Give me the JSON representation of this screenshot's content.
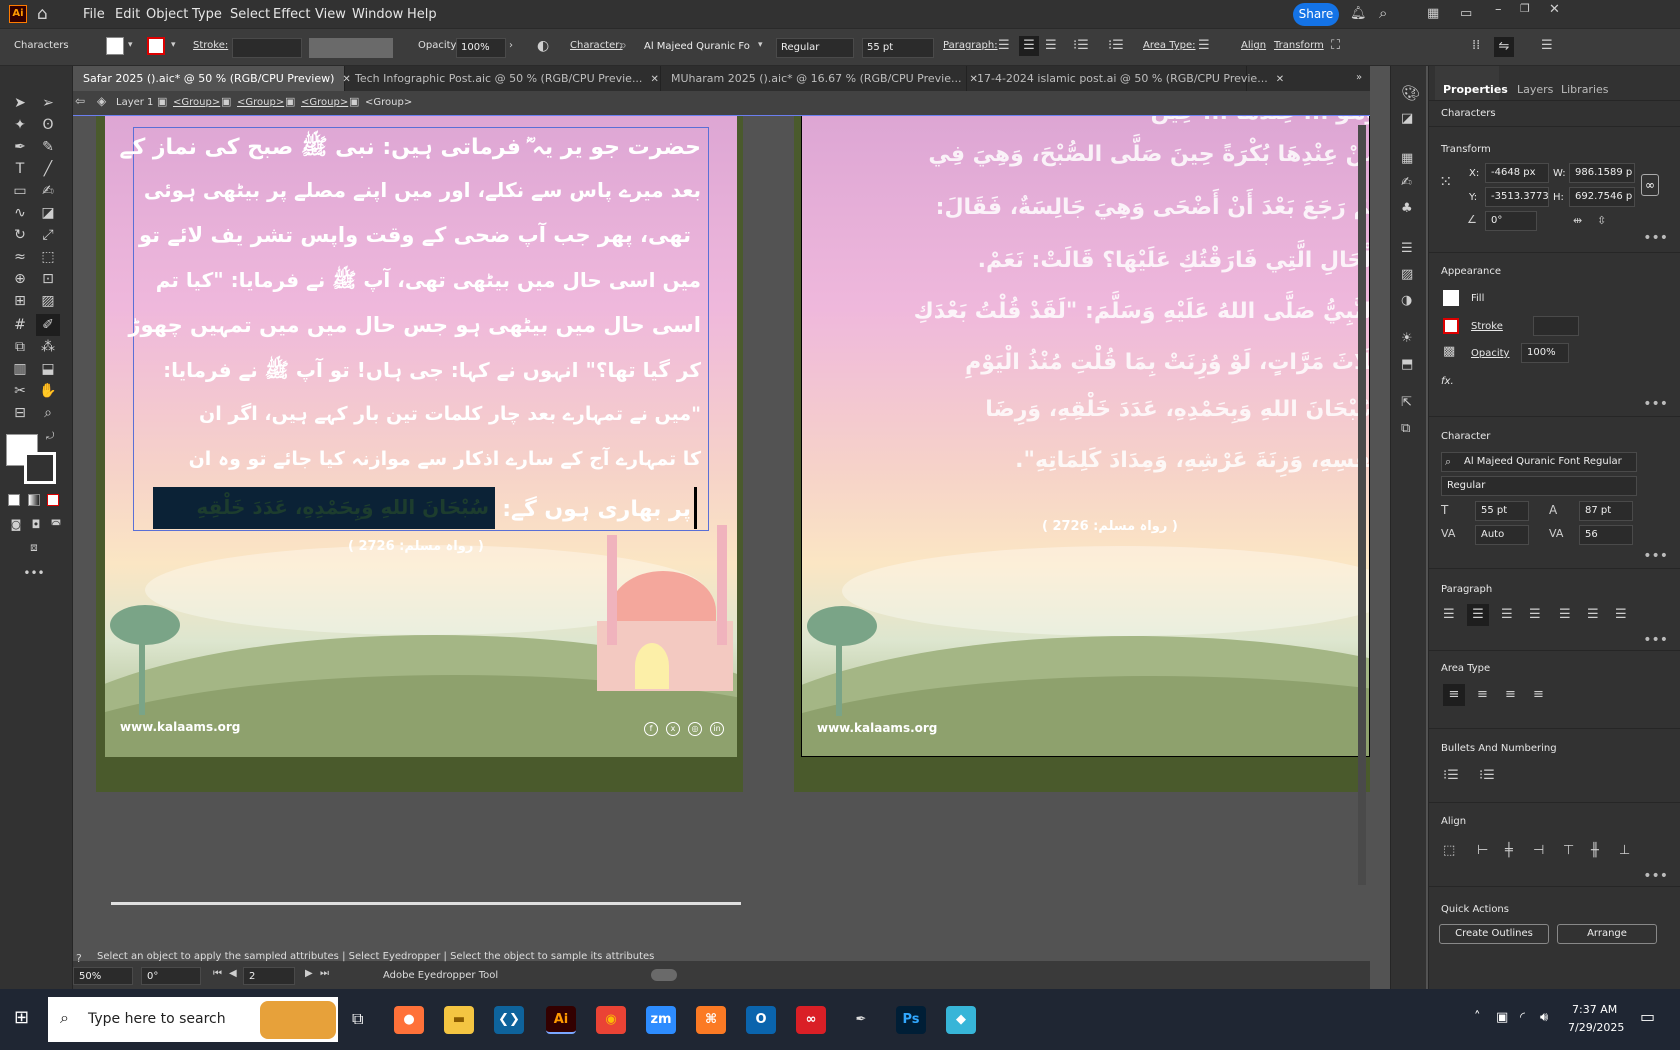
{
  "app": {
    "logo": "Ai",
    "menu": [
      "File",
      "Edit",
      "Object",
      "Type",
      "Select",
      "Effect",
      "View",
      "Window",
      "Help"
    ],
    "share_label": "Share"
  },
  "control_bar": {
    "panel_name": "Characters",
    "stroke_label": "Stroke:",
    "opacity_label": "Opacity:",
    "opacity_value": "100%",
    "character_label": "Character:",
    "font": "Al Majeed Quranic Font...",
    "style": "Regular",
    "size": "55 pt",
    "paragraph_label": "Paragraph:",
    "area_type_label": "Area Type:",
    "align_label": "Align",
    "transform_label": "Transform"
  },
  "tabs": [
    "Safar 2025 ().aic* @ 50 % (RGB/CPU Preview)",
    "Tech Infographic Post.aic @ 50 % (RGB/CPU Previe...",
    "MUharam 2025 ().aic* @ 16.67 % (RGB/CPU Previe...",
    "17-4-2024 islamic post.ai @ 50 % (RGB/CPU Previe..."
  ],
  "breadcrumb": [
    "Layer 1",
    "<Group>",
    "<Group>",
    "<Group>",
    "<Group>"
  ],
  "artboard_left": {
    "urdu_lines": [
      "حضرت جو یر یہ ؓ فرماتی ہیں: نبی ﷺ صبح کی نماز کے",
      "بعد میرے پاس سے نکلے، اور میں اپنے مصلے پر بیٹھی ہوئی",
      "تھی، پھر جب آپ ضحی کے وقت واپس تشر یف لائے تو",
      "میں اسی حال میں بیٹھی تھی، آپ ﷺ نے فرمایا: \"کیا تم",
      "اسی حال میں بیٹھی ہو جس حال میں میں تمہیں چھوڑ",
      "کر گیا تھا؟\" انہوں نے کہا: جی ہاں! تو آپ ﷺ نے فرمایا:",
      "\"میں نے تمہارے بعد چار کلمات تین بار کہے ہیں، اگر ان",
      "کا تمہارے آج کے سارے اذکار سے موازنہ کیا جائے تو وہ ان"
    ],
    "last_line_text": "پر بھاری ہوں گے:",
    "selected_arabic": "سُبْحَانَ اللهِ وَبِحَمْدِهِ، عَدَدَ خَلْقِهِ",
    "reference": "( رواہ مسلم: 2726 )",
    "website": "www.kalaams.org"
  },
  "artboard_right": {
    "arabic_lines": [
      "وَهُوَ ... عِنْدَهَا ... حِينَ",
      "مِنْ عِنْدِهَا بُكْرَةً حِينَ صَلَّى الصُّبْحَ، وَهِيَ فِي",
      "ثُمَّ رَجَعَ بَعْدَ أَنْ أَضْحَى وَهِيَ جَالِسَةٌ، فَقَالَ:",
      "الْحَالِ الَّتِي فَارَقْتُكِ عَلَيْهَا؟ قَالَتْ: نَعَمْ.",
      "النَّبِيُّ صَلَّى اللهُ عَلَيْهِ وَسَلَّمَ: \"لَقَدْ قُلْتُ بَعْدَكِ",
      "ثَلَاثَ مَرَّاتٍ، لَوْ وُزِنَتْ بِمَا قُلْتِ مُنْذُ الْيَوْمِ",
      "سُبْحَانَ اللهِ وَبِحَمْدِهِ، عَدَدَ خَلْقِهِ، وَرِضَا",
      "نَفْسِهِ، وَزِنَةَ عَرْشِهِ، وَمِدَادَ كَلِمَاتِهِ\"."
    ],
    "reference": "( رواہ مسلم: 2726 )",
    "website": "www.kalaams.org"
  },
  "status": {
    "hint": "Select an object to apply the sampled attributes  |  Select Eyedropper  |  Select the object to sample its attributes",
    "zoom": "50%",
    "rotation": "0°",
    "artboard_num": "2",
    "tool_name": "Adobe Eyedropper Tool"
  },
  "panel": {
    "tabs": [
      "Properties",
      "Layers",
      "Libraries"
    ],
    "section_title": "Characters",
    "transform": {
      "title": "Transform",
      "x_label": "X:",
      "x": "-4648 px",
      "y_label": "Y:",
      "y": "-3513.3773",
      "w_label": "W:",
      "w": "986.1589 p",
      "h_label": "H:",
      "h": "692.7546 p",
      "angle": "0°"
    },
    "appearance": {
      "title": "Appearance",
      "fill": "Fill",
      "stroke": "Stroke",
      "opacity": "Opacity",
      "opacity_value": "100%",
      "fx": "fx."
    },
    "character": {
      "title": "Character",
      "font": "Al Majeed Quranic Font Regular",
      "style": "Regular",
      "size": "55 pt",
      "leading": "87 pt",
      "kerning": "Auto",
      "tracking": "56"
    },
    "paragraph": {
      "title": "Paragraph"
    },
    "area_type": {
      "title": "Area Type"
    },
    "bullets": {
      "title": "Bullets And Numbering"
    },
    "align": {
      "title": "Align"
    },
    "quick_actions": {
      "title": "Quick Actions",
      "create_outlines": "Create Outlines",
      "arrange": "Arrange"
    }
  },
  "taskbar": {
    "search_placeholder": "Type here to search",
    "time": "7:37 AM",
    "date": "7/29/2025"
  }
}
▬▬▬
## DESCRIPTION OF THE TASK
Copy every line of the data word for word, omitting the images.

## REPLY
Give me the JSON representation of this screenshot's content.
{
  "app": {
    "logo": "Ai",
    "menu": [
      "File",
      "Edit",
      "Object",
      "Type",
      "Select",
      "Effect",
      "View",
      "Window",
      "Help"
    ],
    "share_label": "Share"
  },
  "control_bar": {
    "panel_name": "Characters",
    "stroke_label": "Stroke:",
    "opacity_label": "Opacity:",
    "opacity_value": "100%",
    "character_label": "Character:",
    "font": "Al Majeed Quranic Font...",
    "style": "Regular",
    "size": "55 pt",
    "paragraph_label": "Paragraph:",
    "area_type_label": "Area Type:",
    "align_label": "Align",
    "transform_label": "Transform"
  },
  "tabs": [
    "Safar 2025 ().aic* @ 50 % (RGB/CPU Preview)",
    "Tech Infographic Post.aic @ 50 % (RGB/CPU Previe...",
    "MUharam 2025 ().aic* @ 16.67 % (RGB/CPU Previe...",
    "17-4-2024 islamic post.ai @ 50 % (RGB/CPU Previe..."
  ],
  "breadcrumb": [
    "Layer 1",
    "<Group>",
    "<Group>",
    "<Group>",
    "<Group>"
  ],
  "artboard_left": {
    "urdu_lines": [
      "حضرت جو یر یہ ؓ فرماتی ہیں: نبی ﷺ صبح کی نماز کے",
      "بعد میرے پاس سے نکلے، اور میں اپنے مصلے پر بیٹھی ہوئی",
      "تھی، پھر جب آپ ضحی کے وقت واپس تشر یف لائے تو",
      "میں اسی حال میں بیٹھی تھی، آپ ﷺ نے فرمایا: \"کیا تم",
      "اسی حال میں بیٹھی ہو جس حال میں میں تمہیں چھوڑ",
      "کر گیا تھا؟\" انہوں نے کہا: جی ہاں! تو آپ ﷺ نے فرمایا:",
      "\"میں نے تمہارے بعد چار کلمات تین بار کہے ہیں، اگر ان",
      "کا تمہارے آج کے سارے اذکار سے موازنہ کیا جائے تو وہ ان"
    ],
    "last_line_text": "پر بھاری ہوں گے:",
    "selected_arabic": "سُبْحَانَ اللهِ وَبِحَمْدِهِ، عَدَدَ خَلْقِهِ",
    "reference": "( رواہ مسلم: 2726 )",
    "website": "www.kalaams.org"
  },
  "artboard_right": {
    "arabic_lines": [
      "وَهُوَ ... عِنْدَهَا ... حِينَ",
      "مِنْ عِنْدِهَا بُكْرَةً حِينَ صَلَّى الصُّبْحَ، وَهِيَ فِي",
      "ثُمَّ رَجَعَ بَعْدَ أَنْ أَضْحَى وَهِيَ جَالِسَةٌ، فَقَالَ:",
      "الْحَالِ الَّتِي فَارَقْتُكِ عَلَيْهَا؟ قَالَتْ: نَعَمْ.",
      "النَّبِيُّ صَلَّى اللهُ عَلَيْهِ وَسَلَّمَ: \"لَقَدْ قُلْتُ بَعْدَكِ",
      "ثَلَاثَ مَرَّاتٍ، لَوْ وُزِنَتْ بِمَا قُلْتِ مُنْذُ الْيَوْمِ",
      "سُبْحَانَ اللهِ وَبِحَمْدِهِ، عَدَدَ خَلْقِهِ، وَرِضَا",
      "نَفْسِهِ، وَزِنَةَ عَرْشِهِ، وَمِدَادَ كَلِمَاتِهِ\"."
    ],
    "reference": "( رواہ مسلم: 2726 )",
    "website": "www.kalaams.org"
  },
  "status": {
    "hint": "Select an object to apply the sampled attributes  |  Select Eyedropper  |  Select the object to sample its attributes",
    "zoom": "50%",
    "rotation": "0°",
    "artboard_num": "2",
    "tool_name": "Adobe Eyedropper Tool"
  },
  "panel": {
    "tabs": [
      "Properties",
      "Layers",
      "Libraries"
    ],
    "section_title": "Characters",
    "transform": {
      "title": "Transform",
      "x_label": "X:",
      "x": "-4648 px",
      "y_label": "Y:",
      "y": "-3513.3773",
      "w_label": "W:",
      "w": "986.1589 p",
      "h_label": "H:",
      "h": "692.7546 p",
      "angle": "0°"
    },
    "appearance": {
      "title": "Appearance",
      "fill": "Fill",
      "stroke": "Stroke",
      "opacity": "Opacity",
      "opacity_value": "100%",
      "fx": "fx."
    },
    "character": {
      "title": "Character",
      "font": "Al Majeed Quranic Font Regular",
      "style": "Regular",
      "size": "55 pt",
      "leading": "87 pt",
      "kerning": "Auto",
      "tracking": "56"
    },
    "paragraph": {
      "title": "Paragraph"
    },
    "area_type": {
      "title": "Area Type"
    },
    "bullets": {
      "title": "Bullets And Numbering"
    },
    "align": {
      "title": "Align"
    },
    "quick_actions": {
      "title": "Quick Actions",
      "create_outlines": "Create Outlines",
      "arrange": "Arrange"
    }
  },
  "taskbar": {
    "search_placeholder": "Type here to search",
    "time": "7:37 AM",
    "date": "7/29/2025"
  }
}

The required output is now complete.